Task description -> Write each line out again exactly as written.

• • • • • • •

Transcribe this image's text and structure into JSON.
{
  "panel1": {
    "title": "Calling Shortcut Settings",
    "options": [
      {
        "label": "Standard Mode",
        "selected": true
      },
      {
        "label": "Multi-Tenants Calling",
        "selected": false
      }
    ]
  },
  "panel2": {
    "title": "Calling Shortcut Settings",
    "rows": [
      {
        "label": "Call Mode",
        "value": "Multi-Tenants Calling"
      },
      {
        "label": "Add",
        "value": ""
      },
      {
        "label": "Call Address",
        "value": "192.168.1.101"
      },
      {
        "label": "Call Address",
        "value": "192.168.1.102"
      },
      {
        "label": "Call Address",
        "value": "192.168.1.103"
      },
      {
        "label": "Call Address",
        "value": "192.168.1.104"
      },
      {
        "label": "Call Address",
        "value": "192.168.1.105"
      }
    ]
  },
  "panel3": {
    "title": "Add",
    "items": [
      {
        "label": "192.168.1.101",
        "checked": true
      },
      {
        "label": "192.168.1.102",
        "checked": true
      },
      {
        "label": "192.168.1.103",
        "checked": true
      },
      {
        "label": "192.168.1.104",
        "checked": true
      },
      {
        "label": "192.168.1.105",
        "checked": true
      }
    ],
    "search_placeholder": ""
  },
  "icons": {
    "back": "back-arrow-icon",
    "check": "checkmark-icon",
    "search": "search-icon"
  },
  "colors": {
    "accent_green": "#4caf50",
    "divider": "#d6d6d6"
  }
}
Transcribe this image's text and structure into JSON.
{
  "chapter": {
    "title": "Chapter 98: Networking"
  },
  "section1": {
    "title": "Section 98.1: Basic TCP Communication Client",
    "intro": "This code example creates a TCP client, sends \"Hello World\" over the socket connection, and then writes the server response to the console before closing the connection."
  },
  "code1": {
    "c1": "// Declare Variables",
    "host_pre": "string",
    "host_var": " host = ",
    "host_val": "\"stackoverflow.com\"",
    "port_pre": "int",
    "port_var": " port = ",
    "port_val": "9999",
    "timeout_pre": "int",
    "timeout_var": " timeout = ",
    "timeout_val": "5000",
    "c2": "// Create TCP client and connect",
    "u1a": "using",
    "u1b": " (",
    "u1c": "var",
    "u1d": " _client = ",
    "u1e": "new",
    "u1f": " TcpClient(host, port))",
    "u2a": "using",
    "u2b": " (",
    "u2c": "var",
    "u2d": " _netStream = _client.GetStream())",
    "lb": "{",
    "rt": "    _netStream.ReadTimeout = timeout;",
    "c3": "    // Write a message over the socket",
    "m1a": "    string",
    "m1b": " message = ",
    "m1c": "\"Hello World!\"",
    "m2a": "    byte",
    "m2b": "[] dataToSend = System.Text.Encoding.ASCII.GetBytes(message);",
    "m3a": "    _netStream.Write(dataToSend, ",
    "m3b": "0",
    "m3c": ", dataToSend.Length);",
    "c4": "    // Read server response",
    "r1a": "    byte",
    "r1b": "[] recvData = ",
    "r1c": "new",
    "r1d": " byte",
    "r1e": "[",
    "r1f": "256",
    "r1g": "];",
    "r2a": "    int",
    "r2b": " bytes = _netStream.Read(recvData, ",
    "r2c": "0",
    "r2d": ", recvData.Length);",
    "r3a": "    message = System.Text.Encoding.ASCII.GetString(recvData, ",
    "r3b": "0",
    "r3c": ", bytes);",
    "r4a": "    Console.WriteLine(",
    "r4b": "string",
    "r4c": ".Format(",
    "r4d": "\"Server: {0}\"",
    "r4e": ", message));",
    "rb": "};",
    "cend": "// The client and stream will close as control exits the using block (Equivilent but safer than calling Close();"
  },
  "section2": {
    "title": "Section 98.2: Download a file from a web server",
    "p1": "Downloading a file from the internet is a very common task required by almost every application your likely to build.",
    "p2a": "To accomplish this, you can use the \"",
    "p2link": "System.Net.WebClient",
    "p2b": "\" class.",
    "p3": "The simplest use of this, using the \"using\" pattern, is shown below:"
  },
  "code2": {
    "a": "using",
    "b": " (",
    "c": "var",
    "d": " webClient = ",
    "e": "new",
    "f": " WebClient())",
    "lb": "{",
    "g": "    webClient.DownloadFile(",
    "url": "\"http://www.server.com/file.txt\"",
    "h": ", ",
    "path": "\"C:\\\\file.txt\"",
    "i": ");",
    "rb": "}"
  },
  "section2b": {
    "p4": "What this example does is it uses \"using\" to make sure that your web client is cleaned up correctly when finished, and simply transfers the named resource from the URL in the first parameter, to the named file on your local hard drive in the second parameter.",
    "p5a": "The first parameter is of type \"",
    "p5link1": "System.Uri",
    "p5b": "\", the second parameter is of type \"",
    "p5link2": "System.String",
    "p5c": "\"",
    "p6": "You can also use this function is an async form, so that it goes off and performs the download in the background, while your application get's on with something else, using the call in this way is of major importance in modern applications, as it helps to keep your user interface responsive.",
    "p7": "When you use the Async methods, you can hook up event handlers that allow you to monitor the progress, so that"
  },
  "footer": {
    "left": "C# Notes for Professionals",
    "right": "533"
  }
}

• • • • • • •

Output ->
Transcribe this image's text and structure into JSON.
{
  "panel1": {
    "title": "Calling Shortcut Settings",
    "options": [
      {
        "label": "Standard Mode",
        "selected": true
      },
      {
        "label": "Multi-Tenants Calling",
        "selected": false
      }
    ]
  },
  "panel2": {
    "title": "Calling Shortcut Settings",
    "rows": [
      {
        "label": "Call Mode",
        "value": "Multi-Tenants Calling"
      },
      {
        "label": "Add",
        "value": ""
      },
      {
        "label": "Call Address",
        "value": "192.168.1.101"
      },
      {
        "label": "Call Address",
        "value": "192.168.1.102"
      },
      {
        "label": "Call Address",
        "value": "192.168.1.103"
      },
      {
        "label": "Call Address",
        "value": "192.168.1.104"
      },
      {
        "label": "Call Address",
        "value": "192.168.1.105"
      }
    ]
  },
  "panel3": {
    "title": "Add",
    "items": [
      {
        "label": "192.168.1.101",
        "checked": true
      },
      {
        "label": "192.168.1.102",
        "checked": true
      },
      {
        "label": "192.168.1.103",
        "checked": true
      },
      {
        "label": "192.168.1.104",
        "checked": true
      },
      {
        "label": "192.168.1.105",
        "checked": true
      }
    ],
    "search_placeholder": ""
  },
  "icons": {
    "back": "back-arrow-icon",
    "check": "checkmark-icon",
    "search": "search-icon"
  },
  "colors": {
    "accent_green": "#4caf50",
    "divider": "#d6d6d6"
  }
}
Transcribe this image's text and structure into JSON.
{
  "chapter": {
    "title": "Chapter 98: Networking"
  },
  "section1": {
    "title": "Section 98.1: Basic TCP Communication Client",
    "intro": "This code example creates a TCP client, sends \"Hello World\" over the socket connection, and then writes the server response to the console before closing the connection."
  },
  "code1": {
    "c1": "// Declare Variables",
    "host_pre": "string",
    "host_var": " host = ",
    "host_val": "\"stackoverflow.com\"",
    "port_pre": "int",
    "port_var": " port = ",
    "port_val": "9999",
    "timeout_pre": "int",
    "timeout_var": " timeout = ",
    "timeout_val": "5000",
    "c2": "// Create TCP client and connect",
    "u1a": "using",
    "u1b": " (",
    "u1c": "var",
    "u1d": " _client = ",
    "u1e": "new",
    "u1f": " TcpClient(host, port))",
    "u2a": "using",
    "u2b": " (",
    "u2c": "var",
    "u2d": " _netStream = _client.GetStream())",
    "lb": "{",
    "rt": "    _netStream.ReadTimeout = timeout;",
    "c3": "    // Write a message over the socket",
    "m1a": "    string",
    "m1b": " message = ",
    "m1c": "\"Hello World!\"",
    "m2a": "    byte",
    "m2b": "[] dataToSend = System.Text.Encoding.ASCII.GetBytes(message);",
    "m3a": "    _netStream.Write(dataToSend, ",
    "m3b": "0",
    "m3c": ", dataToSend.Length);",
    "c4": "    // Read server response",
    "r1a": "    byte",
    "r1b": "[] recvData = ",
    "r1c": "new",
    "r1d": " byte",
    "r1e": "[",
    "r1f": "256",
    "r1g": "];",
    "r2a": "    int",
    "r2b": " bytes = _netStream.Read(recvData, ",
    "r2c": "0",
    "r2d": ", recvData.Length);",
    "r3a": "    message = System.Text.Encoding.ASCII.GetString(recvData, ",
    "r3b": "0",
    "r3c": ", bytes);",
    "r4a": "    Console.WriteLine(",
    "r4b": "string",
    "r4c": ".Format(",
    "r4d": "\"Server: {0}\"",
    "r4e": ", message));",
    "rb": "};",
    "cend": "// The client and stream will close as control exits the using block (Equivilent but safer than calling Close();"
  },
  "section2": {
    "title": "Section 98.2: Download a file from a web server",
    "p1": "Downloading a file from the internet is a very common task required by almost every application your likely to build.",
    "p2a": "To accomplish this, you can use the \"",
    "p2link": "System.Net.WebClient",
    "p2b": "\" class.",
    "p3": "The simplest use of this, using the \"using\" pattern, is shown below:"
  },
  "code2": {
    "a": "using",
    "b": " (",
    "c": "var",
    "d": " webClient = ",
    "e": "new",
    "f": " WebClient())",
    "lb": "{",
    "g": "    webClient.DownloadFile(",
    "url": "\"http://www.server.com/file.txt\"",
    "h": ", ",
    "path": "\"C:\\\\file.txt\"",
    "i": ");",
    "rb": "}"
  },
  "section2b": {
    "p4": "What this example does is it uses \"using\" to make sure that your web client is cleaned up correctly when finished, and simply transfers the named resource from the URL in the first parameter, to the named file on your local hard drive in the second parameter.",
    "p5a": "The first parameter is of type \"",
    "p5link1": "System.Uri",
    "p5b": "\", the second parameter is of type \"",
    "p5link2": "System.String",
    "p5c": "\"",
    "p6": "You can also use this function is an async form, so that it goes off and performs the download in the background, while your application get's on with something else, using the call in this way is of major importance in modern applications, as it helps to keep your user interface responsive.",
    "p7": "When you use the Async methods, you can hook up event handlers that allow you to monitor the progress, so that"
  },
  "footer": {
    "left": "C# Notes for Professionals",
    "right": "533"
  }
}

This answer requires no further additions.